Data records
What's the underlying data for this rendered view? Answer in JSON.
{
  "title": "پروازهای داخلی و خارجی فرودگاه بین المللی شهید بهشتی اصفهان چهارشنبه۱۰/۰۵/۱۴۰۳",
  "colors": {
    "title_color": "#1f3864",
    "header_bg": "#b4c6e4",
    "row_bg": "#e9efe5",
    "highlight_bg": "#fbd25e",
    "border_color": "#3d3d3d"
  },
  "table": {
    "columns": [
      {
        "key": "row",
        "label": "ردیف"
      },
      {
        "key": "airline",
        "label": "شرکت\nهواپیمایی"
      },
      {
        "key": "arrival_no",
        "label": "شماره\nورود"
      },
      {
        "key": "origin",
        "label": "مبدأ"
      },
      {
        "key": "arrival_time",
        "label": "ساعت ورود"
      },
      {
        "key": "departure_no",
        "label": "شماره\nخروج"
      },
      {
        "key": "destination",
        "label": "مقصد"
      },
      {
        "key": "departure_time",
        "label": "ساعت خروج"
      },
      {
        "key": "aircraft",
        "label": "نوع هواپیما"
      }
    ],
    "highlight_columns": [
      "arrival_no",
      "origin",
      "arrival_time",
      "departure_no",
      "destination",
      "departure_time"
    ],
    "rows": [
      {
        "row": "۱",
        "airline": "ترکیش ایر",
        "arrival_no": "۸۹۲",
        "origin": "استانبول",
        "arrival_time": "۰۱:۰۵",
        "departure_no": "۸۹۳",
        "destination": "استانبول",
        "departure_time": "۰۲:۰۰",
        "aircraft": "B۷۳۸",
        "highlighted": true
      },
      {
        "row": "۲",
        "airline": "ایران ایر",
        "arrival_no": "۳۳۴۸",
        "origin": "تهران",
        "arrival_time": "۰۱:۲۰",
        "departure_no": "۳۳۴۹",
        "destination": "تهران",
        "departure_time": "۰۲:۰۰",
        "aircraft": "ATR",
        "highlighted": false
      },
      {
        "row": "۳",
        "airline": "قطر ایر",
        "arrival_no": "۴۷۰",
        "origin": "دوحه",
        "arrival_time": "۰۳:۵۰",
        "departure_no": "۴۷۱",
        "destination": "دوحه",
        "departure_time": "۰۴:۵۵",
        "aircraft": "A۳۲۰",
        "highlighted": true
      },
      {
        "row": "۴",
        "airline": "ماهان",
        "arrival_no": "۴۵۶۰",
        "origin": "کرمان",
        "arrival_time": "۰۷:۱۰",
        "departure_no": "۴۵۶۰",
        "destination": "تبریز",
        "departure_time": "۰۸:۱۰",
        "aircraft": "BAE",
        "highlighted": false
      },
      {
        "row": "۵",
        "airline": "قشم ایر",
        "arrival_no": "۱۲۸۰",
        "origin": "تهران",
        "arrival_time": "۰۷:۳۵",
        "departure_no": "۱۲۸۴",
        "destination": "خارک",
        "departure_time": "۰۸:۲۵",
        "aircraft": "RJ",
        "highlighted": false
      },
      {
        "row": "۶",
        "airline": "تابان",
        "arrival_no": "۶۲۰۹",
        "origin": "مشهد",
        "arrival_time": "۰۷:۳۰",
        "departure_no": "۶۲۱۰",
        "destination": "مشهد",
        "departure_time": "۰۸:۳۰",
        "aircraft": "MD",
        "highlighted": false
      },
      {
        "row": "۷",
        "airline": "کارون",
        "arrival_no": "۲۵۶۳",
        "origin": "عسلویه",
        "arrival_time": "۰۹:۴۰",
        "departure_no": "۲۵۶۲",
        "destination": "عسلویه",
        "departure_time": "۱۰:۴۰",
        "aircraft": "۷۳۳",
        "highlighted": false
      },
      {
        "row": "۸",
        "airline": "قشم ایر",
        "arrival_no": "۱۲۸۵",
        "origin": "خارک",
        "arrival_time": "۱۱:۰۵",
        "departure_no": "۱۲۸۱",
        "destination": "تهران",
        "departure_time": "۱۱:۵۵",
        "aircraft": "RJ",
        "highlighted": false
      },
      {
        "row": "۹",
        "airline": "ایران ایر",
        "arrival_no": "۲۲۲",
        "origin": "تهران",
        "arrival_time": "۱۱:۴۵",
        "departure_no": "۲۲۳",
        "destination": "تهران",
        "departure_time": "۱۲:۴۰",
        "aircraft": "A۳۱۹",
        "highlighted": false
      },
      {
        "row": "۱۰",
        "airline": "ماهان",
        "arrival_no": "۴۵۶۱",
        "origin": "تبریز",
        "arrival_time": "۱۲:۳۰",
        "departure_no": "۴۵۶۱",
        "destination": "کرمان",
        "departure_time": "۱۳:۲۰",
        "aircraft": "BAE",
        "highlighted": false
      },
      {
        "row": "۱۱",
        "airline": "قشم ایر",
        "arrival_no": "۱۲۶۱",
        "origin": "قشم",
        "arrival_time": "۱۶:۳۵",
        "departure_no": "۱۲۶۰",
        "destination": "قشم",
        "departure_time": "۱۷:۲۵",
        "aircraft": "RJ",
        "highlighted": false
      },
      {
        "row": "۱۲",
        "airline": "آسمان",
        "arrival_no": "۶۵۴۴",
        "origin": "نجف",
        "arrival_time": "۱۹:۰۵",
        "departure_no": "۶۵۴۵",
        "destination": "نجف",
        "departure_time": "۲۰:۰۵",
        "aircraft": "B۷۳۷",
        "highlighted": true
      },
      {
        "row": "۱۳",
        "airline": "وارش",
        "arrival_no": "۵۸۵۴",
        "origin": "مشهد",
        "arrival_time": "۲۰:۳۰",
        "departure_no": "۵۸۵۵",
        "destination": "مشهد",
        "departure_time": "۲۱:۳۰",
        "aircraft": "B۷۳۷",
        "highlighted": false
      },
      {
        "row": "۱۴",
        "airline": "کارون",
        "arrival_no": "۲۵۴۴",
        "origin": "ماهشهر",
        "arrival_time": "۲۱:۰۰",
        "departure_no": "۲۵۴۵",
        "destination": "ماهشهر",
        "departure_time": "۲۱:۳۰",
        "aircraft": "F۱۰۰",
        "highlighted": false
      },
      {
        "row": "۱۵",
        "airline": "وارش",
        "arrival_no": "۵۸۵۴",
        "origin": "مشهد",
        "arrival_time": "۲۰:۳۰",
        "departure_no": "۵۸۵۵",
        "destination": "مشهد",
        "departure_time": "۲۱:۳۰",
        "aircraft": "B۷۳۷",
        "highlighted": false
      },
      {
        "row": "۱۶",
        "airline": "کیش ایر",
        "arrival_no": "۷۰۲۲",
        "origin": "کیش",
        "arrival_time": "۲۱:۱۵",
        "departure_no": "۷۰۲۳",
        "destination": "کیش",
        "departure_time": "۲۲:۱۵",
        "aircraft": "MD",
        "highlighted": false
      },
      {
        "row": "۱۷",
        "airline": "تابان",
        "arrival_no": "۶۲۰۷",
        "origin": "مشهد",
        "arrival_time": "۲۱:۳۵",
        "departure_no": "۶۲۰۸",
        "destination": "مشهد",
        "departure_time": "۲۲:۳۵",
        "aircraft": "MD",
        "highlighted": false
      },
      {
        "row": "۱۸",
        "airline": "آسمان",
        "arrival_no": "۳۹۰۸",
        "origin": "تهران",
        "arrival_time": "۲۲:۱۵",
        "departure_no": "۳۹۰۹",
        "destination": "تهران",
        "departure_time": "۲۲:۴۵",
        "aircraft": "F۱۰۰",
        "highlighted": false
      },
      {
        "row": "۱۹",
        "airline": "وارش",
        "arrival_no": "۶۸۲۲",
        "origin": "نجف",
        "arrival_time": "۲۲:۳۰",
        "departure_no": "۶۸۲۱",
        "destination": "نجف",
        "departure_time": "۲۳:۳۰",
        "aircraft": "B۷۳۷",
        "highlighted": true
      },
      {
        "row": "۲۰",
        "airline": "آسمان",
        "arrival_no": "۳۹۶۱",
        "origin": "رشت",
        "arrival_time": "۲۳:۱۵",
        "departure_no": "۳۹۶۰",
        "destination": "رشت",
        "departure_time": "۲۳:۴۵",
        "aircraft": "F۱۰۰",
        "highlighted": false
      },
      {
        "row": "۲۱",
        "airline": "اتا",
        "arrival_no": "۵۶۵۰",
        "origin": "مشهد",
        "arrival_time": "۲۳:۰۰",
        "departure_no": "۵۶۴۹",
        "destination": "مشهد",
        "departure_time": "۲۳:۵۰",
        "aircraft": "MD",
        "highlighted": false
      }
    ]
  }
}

Task to carry out ::
Copy every line of the listing that includes the string "استانبول".

Output for this task ::
        "origin": "استانبول",
        "destination": "استانبول",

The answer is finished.